What the task asks:
Retype the records below word for word and omit any image.

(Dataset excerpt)
╭──
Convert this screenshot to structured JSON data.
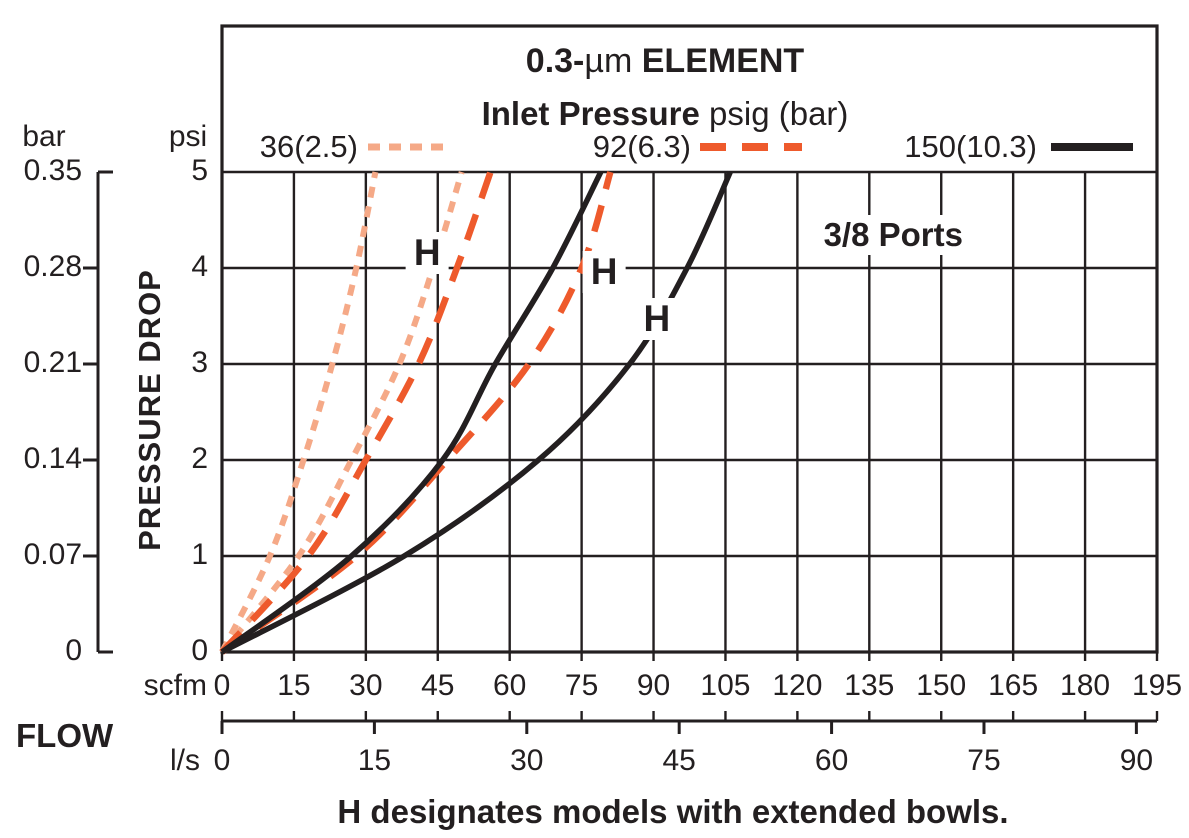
{
  "figure": {
    "title_line1": {
      "bold_prefix": "0.3-",
      "regular": "µm",
      "bold_suffix": " ELEMENT"
    },
    "title_line2": {
      "bold": "Inlet Pressure",
      "regular": " psig (bar)"
    },
    "pressure_drop_label": "PRESSURE DROP",
    "flow_label": "FLOW",
    "caption": "H designates models with extended bowls.",
    "units": {
      "bar": "bar",
      "psi": "psi",
      "scfm": "scfm",
      "ls": "l/s"
    }
  },
  "legend": {
    "items": [
      {
        "label": "36(2.5)",
        "color": "#F5A987",
        "pattern": "dotted"
      },
      {
        "label": "92(6.3)",
        "color": "#EE5A2C",
        "pattern": "dashed"
      },
      {
        "label": "150(10.3)",
        "color": "#231F20",
        "pattern": "solid"
      }
    ]
  },
  "chart_data": {
    "type": "line",
    "title": "0.3-µm ELEMENT",
    "subtitle": "Inlet Pressure psig (bar)",
    "grid": true,
    "x_axis": {
      "primary_label": "scfm",
      "primary_ticks": [
        0,
        15,
        30,
        45,
        60,
        75,
        90,
        105,
        120,
        135,
        150,
        165,
        180,
        195
      ],
      "range_scfm": [
        0,
        195
      ],
      "secondary_label": "l/s",
      "secondary_ticks": [
        0,
        15,
        30,
        45,
        60,
        75,
        90
      ],
      "range_ls": [
        0,
        92
      ]
    },
    "y_axis": {
      "label": "PRESSURE DROP",
      "left_unit": "bar",
      "left_ticks": [
        "0.35",
        "0.28",
        "0.21",
        "0.14",
        "0.07",
        "0"
      ],
      "right_unit": "psi",
      "right_ticks": [
        "5",
        "4",
        "3",
        "2",
        "1",
        "0"
      ],
      "range_psi": [
        0,
        5
      ]
    },
    "psi_levels": [
      0,
      1,
      2,
      3,
      4,
      5
    ],
    "series": [
      {
        "name": "36(2.5)",
        "inlet_pressure_psig": 36,
        "inlet_pressure_bar": 2.5,
        "extended_bowl": false,
        "pattern": "dotted",
        "color": "#F5A987",
        "scfm_at_psi": [
          0,
          10,
          17,
          23,
          28,
          32
        ]
      },
      {
        "name": "36(2.5) H",
        "inlet_pressure_psig": 36,
        "inlet_pressure_bar": 2.5,
        "extended_bowl": true,
        "pattern": "dotted",
        "color": "#F5A987",
        "scfm_at_psi": [
          0,
          16,
          27,
          37,
          44,
          50
        ]
      },
      {
        "name": "92(6.3)",
        "inlet_pressure_psig": 92,
        "inlet_pressure_bar": 6.3,
        "extended_bowl": false,
        "pattern": "dashed",
        "color": "#EE5A2C",
        "scfm_at_psi": [
          0,
          18,
          30,
          41,
          49,
          56
        ]
      },
      {
        "name": "92(6.3) H",
        "inlet_pressure_psig": 92,
        "inlet_pressure_bar": 6.3,
        "extended_bowl": true,
        "pattern": "dashed",
        "color": "#EE5A2C",
        "scfm_at_psi": [
          0,
          28,
          47,
          64,
          75,
          81
        ]
      },
      {
        "name": "150(10.3)",
        "inlet_pressure_psig": 150,
        "inlet_pressure_bar": 10.3,
        "extended_bowl": false,
        "pattern": "solid",
        "color": "#231F20",
        "scfm_at_psi": [
          0,
          27,
          46,
          57,
          69,
          79
        ]
      },
      {
        "name": "150(10.3) H",
        "inlet_pressure_psig": 150,
        "inlet_pressure_bar": 10.3,
        "extended_bowl": true,
        "pattern": "solid",
        "color": "#231F20",
        "scfm_at_psi": [
          0,
          38,
          66,
          85,
          97,
          106
        ]
      }
    ],
    "annotations": [
      {
        "text": "3/8 Ports",
        "kind": "ports",
        "scfm": 140,
        "psi": 4.34
      },
      {
        "text": "H",
        "kind": "h",
        "series": "36(2.5) H",
        "scfm": 42.8,
        "psi": 4.16
      },
      {
        "text": "H",
        "kind": "h",
        "series": "92(6.3) H",
        "scfm": 79.7,
        "psi": 3.96
      },
      {
        "text": "H",
        "kind": "h",
        "series": "150(10.3) H",
        "scfm": 90.7,
        "psi": 3.47
      }
    ]
  }
}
╰──
Reply:
Convert this screenshot to structured JSON data.
{
  "figure": {
    "title_line1": {
      "bold_prefix": "0.3-",
      "regular": "µm",
      "bold_suffix": " ELEMENT"
    },
    "title_line2": {
      "bold": "Inlet Pressure",
      "regular": " psig (bar)"
    },
    "pressure_drop_label": "PRESSURE DROP",
    "flow_label": "FLOW",
    "caption": "H designates models with extended bowls.",
    "units": {
      "bar": "bar",
      "psi": "psi",
      "scfm": "scfm",
      "ls": "l/s"
    }
  },
  "legend": {
    "items": [
      {
        "label": "36(2.5)",
        "color": "#F5A987",
        "pattern": "dotted"
      },
      {
        "label": "92(6.3)",
        "color": "#EE5A2C",
        "pattern": "dashed"
      },
      {
        "label": "150(10.3)",
        "color": "#231F20",
        "pattern": "solid"
      }
    ]
  },
  "chart_data": {
    "type": "line",
    "title": "0.3-µm ELEMENT",
    "subtitle": "Inlet Pressure psig (bar)",
    "grid": true,
    "x_axis": {
      "primary_label": "scfm",
      "primary_ticks": [
        0,
        15,
        30,
        45,
        60,
        75,
        90,
        105,
        120,
        135,
        150,
        165,
        180,
        195
      ],
      "range_scfm": [
        0,
        195
      ],
      "secondary_label": "l/s",
      "secondary_ticks": [
        0,
        15,
        30,
        45,
        60,
        75,
        90
      ],
      "range_ls": [
        0,
        92
      ]
    },
    "y_axis": {
      "label": "PRESSURE DROP",
      "left_unit": "bar",
      "left_ticks": [
        "0.35",
        "0.28",
        "0.21",
        "0.14",
        "0.07",
        "0"
      ],
      "right_unit": "psi",
      "right_ticks": [
        "5",
        "4",
        "3",
        "2",
        "1",
        "0"
      ],
      "range_psi": [
        0,
        5
      ]
    },
    "psi_levels": [
      0,
      1,
      2,
      3,
      4,
      5
    ],
    "series": [
      {
        "name": "36(2.5)",
        "inlet_pressure_psig": 36,
        "inlet_pressure_bar": 2.5,
        "extended_bowl": false,
        "pattern": "dotted",
        "color": "#F5A987",
        "scfm_at_psi": [
          0,
          10,
          17,
          23,
          28,
          32
        ]
      },
      {
        "name": "36(2.5) H",
        "inlet_pressure_psig": 36,
        "inlet_pressure_bar": 2.5,
        "extended_bowl": true,
        "pattern": "dotted",
        "color": "#F5A987",
        "scfm_at_psi": [
          0,
          16,
          27,
          37,
          44,
          50
        ]
      },
      {
        "name": "92(6.3)",
        "inlet_pressure_psig": 92,
        "inlet_pressure_bar": 6.3,
        "extended_bowl": false,
        "pattern": "dashed",
        "color": "#EE5A2C",
        "scfm_at_psi": [
          0,
          18,
          30,
          41,
          49,
          56
        ]
      },
      {
        "name": "92(6.3) H",
        "inlet_pressure_psig": 92,
        "inlet_pressure_bar": 6.3,
        "extended_bowl": true,
        "pattern": "dashed",
        "color": "#EE5A2C",
        "scfm_at_psi": [
          0,
          28,
          47,
          64,
          75,
          81
        ]
      },
      {
        "name": "150(10.3)",
        "inlet_pressure_psig": 150,
        "inlet_pressure_bar": 10.3,
        "extended_bowl": false,
        "pattern": "solid",
        "color": "#231F20",
        "scfm_at_psi": [
          0,
          27,
          46,
          57,
          69,
          79
        ]
      },
      {
        "name": "150(10.3) H",
        "inlet_pressure_psig": 150,
        "inlet_pressure_bar": 10.3,
        "extended_bowl": true,
        "pattern": "solid",
        "color": "#231F20",
        "scfm_at_psi": [
          0,
          38,
          66,
          85,
          97,
          106
        ]
      }
    ],
    "annotations": [
      {
        "text": "3/8 Ports",
        "kind": "ports",
        "scfm": 140,
        "psi": 4.34
      },
      {
        "text": "H",
        "kind": "h",
        "series": "36(2.5) H",
        "scfm": 42.8,
        "psi": 4.16
      },
      {
        "text": "H",
        "kind": "h",
        "series": "92(6.3) H",
        "scfm": 79.7,
        "psi": 3.96
      },
      {
        "text": "H",
        "kind": "h",
        "series": "150(10.3) H",
        "scfm": 90.7,
        "psi": 3.47
      }
    ]
  }
}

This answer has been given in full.